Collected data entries
========================
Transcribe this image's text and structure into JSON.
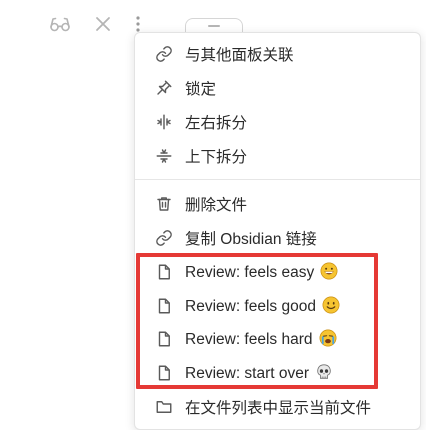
{
  "menu": {
    "items": [
      {
        "label": "与其他面板关联",
        "icon": "link-icon"
      },
      {
        "label": "锁定",
        "icon": "pin-icon"
      },
      {
        "label": "左右拆分",
        "icon": "split-vertical-icon"
      },
      {
        "label": "上下拆分",
        "icon": "split-horizontal-icon"
      },
      {
        "label": "删除文件",
        "icon": "trash-icon"
      },
      {
        "label": "复制 Obsidian 链接",
        "icon": "link-icon"
      },
      {
        "label": "Review: feels easy",
        "icon": "file-icon",
        "emoji": "grinning-face-emoji"
      },
      {
        "label": "Review: feels good",
        "icon": "file-icon",
        "emoji": "smiling-face-emoji"
      },
      {
        "label": "Review: feels hard",
        "icon": "file-icon",
        "emoji": "crying-face-emoji"
      },
      {
        "label": "Review: start over",
        "icon": "file-icon",
        "emoji": "skull-emoji"
      },
      {
        "label": "在文件列表中显示当前文件",
        "icon": "folder-icon"
      }
    ]
  },
  "toolbar": {
    "icons": [
      "glasses-icon",
      "close-icon",
      "more-vertical-icon"
    ]
  },
  "highlight_color": "#e53935"
}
========================
Set problem
Send back the data above word for word, with the pictures left out.

Solution to this task
Transcribe this image's text and structure into JSON.
{
  "menu": {
    "items": [
      {
        "label": "与其他面板关联",
        "icon": "link-icon"
      },
      {
        "label": "锁定",
        "icon": "pin-icon"
      },
      {
        "label": "左右拆分",
        "icon": "split-vertical-icon"
      },
      {
        "label": "上下拆分",
        "icon": "split-horizontal-icon"
      },
      {
        "label": "删除文件",
        "icon": "trash-icon"
      },
      {
        "label": "复制 Obsidian 链接",
        "icon": "link-icon"
      },
      {
        "label": "Review: feels easy",
        "icon": "file-icon",
        "emoji": "grinning-face-emoji"
      },
      {
        "label": "Review: feels good",
        "icon": "file-icon",
        "emoji": "smiling-face-emoji"
      },
      {
        "label": "Review: feels hard",
        "icon": "file-icon",
        "emoji": "crying-face-emoji"
      },
      {
        "label": "Review: start over",
        "icon": "file-icon",
        "emoji": "skull-emoji"
      },
      {
        "label": "在文件列表中显示当前文件",
        "icon": "folder-icon"
      }
    ]
  },
  "toolbar": {
    "icons": [
      "glasses-icon",
      "close-icon",
      "more-vertical-icon"
    ]
  },
  "highlight_color": "#e53935"
}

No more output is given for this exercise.